WHAT YOU NEED TO DO: Output the full listing below exactly as it reads, and skip anything that is a picture.

MATERIAL SHOWN:
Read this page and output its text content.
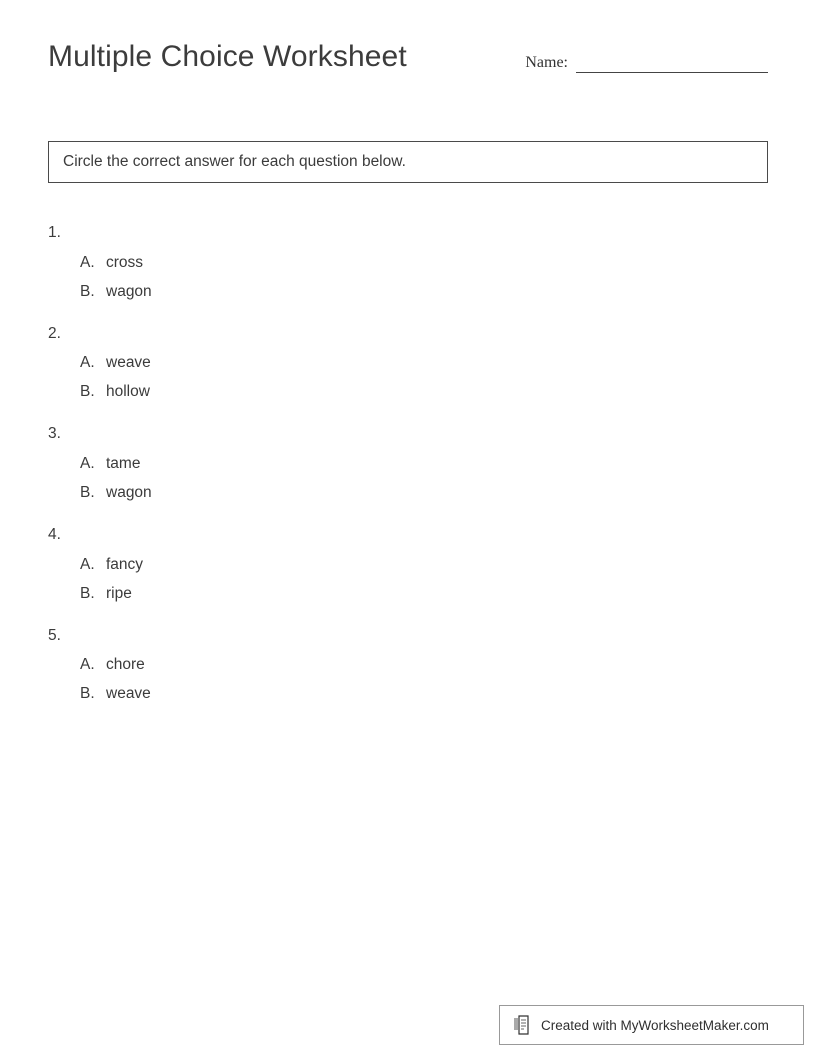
Multiple Choice Worksheet	Name:
Circle the correct answer for each question below.
1.
A. cross
B. wagon
2.
A. weave
B. hollow
3.
A. tame
B. wagon
4.
A. fancy
B. ripe
5.
A. chore
B. weave
Created with MyWorksheetMaker.com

TASK OUTPUT:
Read this page and output its text content.
Multiple Choice Worksheet	Name:
Circle the correct answer for each question below.
1.
A. cross
B. wagon
2.
A. weave
B. hollow
3.
A. tame
B. wagon
4.
A. fancy
B. ripe
5.
A. chore
B. weave
Created with MyWorksheetMaker.com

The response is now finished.